Quote all entries exactly, leaving pictures aside.

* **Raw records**
******************************

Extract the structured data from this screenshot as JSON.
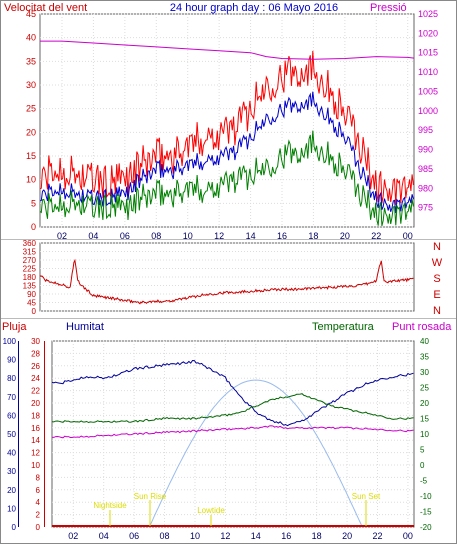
{
  "header": {
    "title": "24 hour graph day : 06 Mayo 2016",
    "wind_label": "Velocitat del vent",
    "pressure_label": "Pressió"
  },
  "direction_letters": [
    "N",
    "W",
    "S",
    "E",
    "N"
  ],
  "lower_labels": {
    "rain": "Pluja",
    "humidity": "Humitat",
    "temperature": "Temperatura",
    "dewpoint": "Punt rosada"
  },
  "annotations": {
    "nightside": "Nightside",
    "sunrise": "Sun Rise",
    "lowtide": "Lowtide",
    "sunset": "Sun Set"
  },
  "colors": {
    "gust": "#ff0000",
    "wind_avg": "#0000cc",
    "wind_min": "#008000",
    "pressure": "#cc00cc",
    "direction": "#cc0000",
    "rain": "#cc0000",
    "humidity": "#000099",
    "temperature": "#006600",
    "dewpoint": "#cc00cc",
    "solar": "#99bbee",
    "annotation": "#dddd00"
  },
  "chart_data": [
    {
      "type": "line",
      "x_ticks": [
        "02",
        "04",
        "06",
        "08",
        "10",
        "12",
        "14",
        "16",
        "18",
        "20",
        "22",
        "00"
      ],
      "xlim_hours": [
        0.6,
        24.4
      ],
      "left_axis": {
        "ylim": [
          0,
          45
        ],
        "ticks": [
          0,
          5,
          10,
          15,
          20,
          25,
          30,
          35,
          40,
          45
        ]
      },
      "right_axis": {
        "ylim": [
          970,
          1025
        ],
        "ticks": [
          975,
          980,
          985,
          990,
          995,
          1000,
          1005,
          1010,
          1015,
          1020,
          1025
        ]
      },
      "series": [
        {
          "key": "gust",
          "axis": "left",
          "x": [
            0.6,
            1,
            2,
            3,
            4,
            5,
            6,
            7,
            8,
            9,
            10,
            11,
            12,
            13,
            14,
            15,
            16,
            17,
            18,
            19,
            20,
            21,
            22,
            23,
            24,
            24.4
          ],
          "values": [
            9,
            11,
            12,
            11,
            10,
            9,
            10,
            13,
            15,
            15,
            17,
            19,
            20,
            21,
            25,
            30,
            32,
            33,
            34,
            29,
            24,
            17,
            9,
            7,
            8,
            7
          ]
        },
        {
          "key": "wind_avg",
          "axis": "left",
          "x": [
            0.6,
            1,
            2,
            3,
            4,
            5,
            6,
            7,
            8,
            9,
            10,
            11,
            12,
            13,
            14,
            15,
            16,
            17,
            18,
            19,
            20,
            21,
            22,
            23,
            24,
            24.4
          ],
          "values": [
            6,
            7,
            8,
            7,
            6,
            6,
            7,
            10,
            12,
            12,
            13,
            14,
            15,
            16,
            19,
            23,
            25,
            26,
            27,
            23,
            19,
            12,
            6,
            4,
            5,
            5
          ]
        },
        {
          "key": "wind_min",
          "axis": "left",
          "x": [
            0.6,
            1,
            2,
            3,
            4,
            5,
            6,
            7,
            8,
            9,
            10,
            11,
            12,
            13,
            14,
            15,
            16,
            17,
            18,
            19,
            20,
            21,
            22,
            23,
            24,
            24.4
          ],
          "values": [
            4,
            4,
            5,
            5,
            4,
            4,
            4,
            6,
            7,
            7,
            8,
            8,
            9,
            10,
            11,
            13,
            15,
            16,
            18,
            15,
            12,
            7,
            3,
            2,
            3,
            3
          ]
        },
        {
          "key": "pressure",
          "axis": "right",
          "x": [
            0.6,
            2,
            4,
            6,
            8,
            10,
            12,
            14,
            15,
            16,
            18,
            20,
            22,
            24,
            24.4
          ],
          "values": [
            1018,
            1018,
            1017.5,
            1017,
            1016.5,
            1016,
            1015.5,
            1015,
            1014,
            1013.5,
            1013.3,
            1013.5,
            1014,
            1013.8,
            1013.6
          ]
        }
      ]
    },
    {
      "type": "line",
      "x_ticks": [
        "02",
        "04",
        "06",
        "08",
        "10",
        "12",
        "14",
        "16",
        "18",
        "20",
        "22",
        "00"
      ],
      "xlim_hours": [
        0.6,
        24.4
      ],
      "left_axis": {
        "ylim": [
          0,
          360
        ],
        "ticks": [
          0,
          45,
          90,
          135,
          180,
          225,
          270,
          315,
          360
        ]
      },
      "series": [
        {
          "key": "direction",
          "axis": "left",
          "x": [
            0.6,
            1,
            1.5,
            2,
            2.5,
            2.8,
            3,
            3.3,
            3.6,
            4,
            5,
            6,
            7,
            8,
            9,
            10,
            11,
            12,
            13,
            14,
            15,
            16,
            17,
            18,
            19,
            20,
            21,
            21.7,
            22,
            22.3,
            22.5,
            22.7,
            23,
            24,
            24.4
          ],
          "values": [
            190,
            160,
            150,
            140,
            120,
            280,
            160,
            130,
            110,
            80,
            70,
            55,
            45,
            50,
            55,
            70,
            85,
            95,
            100,
            105,
            110,
            115,
            115,
            120,
            125,
            130,
            135,
            150,
            160,
            270,
            160,
            150,
            160,
            165,
            170
          ]
        }
      ]
    },
    {
      "type": "line",
      "x_ticks": [
        "02",
        "04",
        "06",
        "08",
        "10",
        "12",
        "14",
        "16",
        "18",
        "20",
        "22",
        "00"
      ],
      "xlim_hours": [
        0.6,
        24.4
      ],
      "rain_axis": {
        "ylim": [
          0,
          30
        ],
        "ticks": [
          0,
          2,
          4,
          6,
          8,
          10,
          12,
          14,
          16,
          18,
          20,
          22,
          24,
          26,
          28,
          30
        ]
      },
      "humidity_axis": {
        "ylim": [
          0,
          100
        ],
        "ticks": [
          0,
          10,
          20,
          30,
          40,
          50,
          60,
          70,
          80,
          90,
          100
        ]
      },
      "temperature_axis": {
        "ylim": [
          -20,
          40
        ],
        "ticks": [
          -20,
          -15,
          -10,
          -5,
          0,
          5,
          10,
          15,
          20,
          25,
          30,
          35,
          40
        ]
      },
      "series": [
        {
          "key": "humidity",
          "axis": "humidity",
          "x": [
            0.6,
            1,
            2,
            3,
            4,
            5,
            6,
            7,
            8,
            9,
            10,
            11,
            12,
            13,
            14,
            15,
            16,
            17,
            18,
            19,
            20,
            21,
            22,
            23,
            24,
            24.4
          ],
          "values": [
            78,
            77,
            79,
            81,
            80,
            82,
            85,
            86,
            87,
            88,
            89,
            85,
            80,
            70,
            62,
            57,
            55,
            57,
            62,
            67,
            72,
            76,
            79,
            81,
            82,
            82
          ]
        },
        {
          "key": "temperature",
          "axis": "temperature",
          "x": [
            0.6,
            2,
            4,
            6,
            7,
            8,
            9,
            10,
            11,
            12,
            13,
            14,
            15,
            16,
            17,
            18,
            19,
            20,
            21,
            22,
            23,
            24,
            24.4
          ],
          "values": [
            14,
            14,
            14,
            14,
            14.5,
            15,
            15,
            15,
            15.5,
            16,
            17,
            19,
            21,
            22,
            23,
            21,
            19,
            18,
            17,
            16,
            15,
            15,
            15
          ]
        },
        {
          "key": "dewpoint",
          "axis": "temperature",
          "x": [
            0.6,
            2,
            4,
            6,
            8,
            10,
            12,
            14,
            15,
            16,
            18,
            20,
            22,
            24,
            24.4
          ],
          "values": [
            9,
            9,
            9.5,
            10,
            10.5,
            11,
            11.5,
            12,
            12.5,
            12,
            12,
            12,
            11.5,
            11,
            11
          ]
        },
        {
          "key": "rain",
          "axis": "rain",
          "x": [
            0.6,
            24.4
          ],
          "values": [
            0,
            0
          ]
        }
      ]
    }
  ]
}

******************************

* **Finished answer**
Extract the structured data from this screenshot as JSON.
{
  "header": {
    "title": "24 hour graph day : 06 Mayo 2016",
    "wind_label": "Velocitat del vent",
    "pressure_label": "Pressió"
  },
  "direction_letters": [
    "N",
    "W",
    "S",
    "E",
    "N"
  ],
  "lower_labels": {
    "rain": "Pluja",
    "humidity": "Humitat",
    "temperature": "Temperatura",
    "dewpoint": "Punt rosada"
  },
  "annotations": {
    "nightside": "Nightside",
    "sunrise": "Sun Rise",
    "lowtide": "Lowtide",
    "sunset": "Sun Set"
  },
  "colors": {
    "gust": "#ff0000",
    "wind_avg": "#0000cc",
    "wind_min": "#008000",
    "pressure": "#cc00cc",
    "direction": "#cc0000",
    "rain": "#cc0000",
    "humidity": "#000099",
    "temperature": "#006600",
    "dewpoint": "#cc00cc",
    "solar": "#99bbee",
    "annotation": "#dddd00"
  },
  "chart_data": [
    {
      "type": "line",
      "x_ticks": [
        "02",
        "04",
        "06",
        "08",
        "10",
        "12",
        "14",
        "16",
        "18",
        "20",
        "22",
        "00"
      ],
      "xlim_hours": [
        0.6,
        24.4
      ],
      "left_axis": {
        "ylim": [
          0,
          45
        ],
        "ticks": [
          0,
          5,
          10,
          15,
          20,
          25,
          30,
          35,
          40,
          45
        ]
      },
      "right_axis": {
        "ylim": [
          970,
          1025
        ],
        "ticks": [
          975,
          980,
          985,
          990,
          995,
          1000,
          1005,
          1010,
          1015,
          1020,
          1025
        ]
      },
      "series": [
        {
          "key": "gust",
          "axis": "left",
          "x": [
            0.6,
            1,
            2,
            3,
            4,
            5,
            6,
            7,
            8,
            9,
            10,
            11,
            12,
            13,
            14,
            15,
            16,
            17,
            18,
            19,
            20,
            21,
            22,
            23,
            24,
            24.4
          ],
          "values": [
            9,
            11,
            12,
            11,
            10,
            9,
            10,
            13,
            15,
            15,
            17,
            19,
            20,
            21,
            25,
            30,
            32,
            33,
            34,
            29,
            24,
            17,
            9,
            7,
            8,
            7
          ]
        },
        {
          "key": "wind_avg",
          "axis": "left",
          "x": [
            0.6,
            1,
            2,
            3,
            4,
            5,
            6,
            7,
            8,
            9,
            10,
            11,
            12,
            13,
            14,
            15,
            16,
            17,
            18,
            19,
            20,
            21,
            22,
            23,
            24,
            24.4
          ],
          "values": [
            6,
            7,
            8,
            7,
            6,
            6,
            7,
            10,
            12,
            12,
            13,
            14,
            15,
            16,
            19,
            23,
            25,
            26,
            27,
            23,
            19,
            12,
            6,
            4,
            5,
            5
          ]
        },
        {
          "key": "wind_min",
          "axis": "left",
          "x": [
            0.6,
            1,
            2,
            3,
            4,
            5,
            6,
            7,
            8,
            9,
            10,
            11,
            12,
            13,
            14,
            15,
            16,
            17,
            18,
            19,
            20,
            21,
            22,
            23,
            24,
            24.4
          ],
          "values": [
            4,
            4,
            5,
            5,
            4,
            4,
            4,
            6,
            7,
            7,
            8,
            8,
            9,
            10,
            11,
            13,
            15,
            16,
            18,
            15,
            12,
            7,
            3,
            2,
            3,
            3
          ]
        },
        {
          "key": "pressure",
          "axis": "right",
          "x": [
            0.6,
            2,
            4,
            6,
            8,
            10,
            12,
            14,
            15,
            16,
            18,
            20,
            22,
            24,
            24.4
          ],
          "values": [
            1018,
            1018,
            1017.5,
            1017,
            1016.5,
            1016,
            1015.5,
            1015,
            1014,
            1013.5,
            1013.3,
            1013.5,
            1014,
            1013.8,
            1013.6
          ]
        }
      ]
    },
    {
      "type": "line",
      "x_ticks": [
        "02",
        "04",
        "06",
        "08",
        "10",
        "12",
        "14",
        "16",
        "18",
        "20",
        "22",
        "00"
      ],
      "xlim_hours": [
        0.6,
        24.4
      ],
      "left_axis": {
        "ylim": [
          0,
          360
        ],
        "ticks": [
          0,
          45,
          90,
          135,
          180,
          225,
          270,
          315,
          360
        ]
      },
      "series": [
        {
          "key": "direction",
          "axis": "left",
          "x": [
            0.6,
            1,
            1.5,
            2,
            2.5,
            2.8,
            3,
            3.3,
            3.6,
            4,
            5,
            6,
            7,
            8,
            9,
            10,
            11,
            12,
            13,
            14,
            15,
            16,
            17,
            18,
            19,
            20,
            21,
            21.7,
            22,
            22.3,
            22.5,
            22.7,
            23,
            24,
            24.4
          ],
          "values": [
            190,
            160,
            150,
            140,
            120,
            280,
            160,
            130,
            110,
            80,
            70,
            55,
            45,
            50,
            55,
            70,
            85,
            95,
            100,
            105,
            110,
            115,
            115,
            120,
            125,
            130,
            135,
            150,
            160,
            270,
            160,
            150,
            160,
            165,
            170
          ]
        }
      ]
    },
    {
      "type": "line",
      "x_ticks": [
        "02",
        "04",
        "06",
        "08",
        "10",
        "12",
        "14",
        "16",
        "18",
        "20",
        "22",
        "00"
      ],
      "xlim_hours": [
        0.6,
        24.4
      ],
      "rain_axis": {
        "ylim": [
          0,
          30
        ],
        "ticks": [
          0,
          2,
          4,
          6,
          8,
          10,
          12,
          14,
          16,
          18,
          20,
          22,
          24,
          26,
          28,
          30
        ]
      },
      "humidity_axis": {
        "ylim": [
          0,
          100
        ],
        "ticks": [
          0,
          10,
          20,
          30,
          40,
          50,
          60,
          70,
          80,
          90,
          100
        ]
      },
      "temperature_axis": {
        "ylim": [
          -20,
          40
        ],
        "ticks": [
          -20,
          -15,
          -10,
          -5,
          0,
          5,
          10,
          15,
          20,
          25,
          30,
          35,
          40
        ]
      },
      "series": [
        {
          "key": "humidity",
          "axis": "humidity",
          "x": [
            0.6,
            1,
            2,
            3,
            4,
            5,
            6,
            7,
            8,
            9,
            10,
            11,
            12,
            13,
            14,
            15,
            16,
            17,
            18,
            19,
            20,
            21,
            22,
            23,
            24,
            24.4
          ],
          "values": [
            78,
            77,
            79,
            81,
            80,
            82,
            85,
            86,
            87,
            88,
            89,
            85,
            80,
            70,
            62,
            57,
            55,
            57,
            62,
            67,
            72,
            76,
            79,
            81,
            82,
            82
          ]
        },
        {
          "key": "temperature",
          "axis": "temperature",
          "x": [
            0.6,
            2,
            4,
            6,
            7,
            8,
            9,
            10,
            11,
            12,
            13,
            14,
            15,
            16,
            17,
            18,
            19,
            20,
            21,
            22,
            23,
            24,
            24.4
          ],
          "values": [
            14,
            14,
            14,
            14,
            14.5,
            15,
            15,
            15,
            15.5,
            16,
            17,
            19,
            21,
            22,
            23,
            21,
            19,
            18,
            17,
            16,
            15,
            15,
            15
          ]
        },
        {
          "key": "dewpoint",
          "axis": "temperature",
          "x": [
            0.6,
            2,
            4,
            6,
            8,
            10,
            12,
            14,
            15,
            16,
            18,
            20,
            22,
            24,
            24.4
          ],
          "values": [
            9,
            9,
            9.5,
            10,
            10.5,
            11,
            11.5,
            12,
            12.5,
            12,
            12,
            12,
            11.5,
            11,
            11
          ]
        },
        {
          "key": "rain",
          "axis": "rain",
          "x": [
            0.6,
            24.4
          ],
          "values": [
            0,
            0
          ]
        }
      ]
    }
  ]
}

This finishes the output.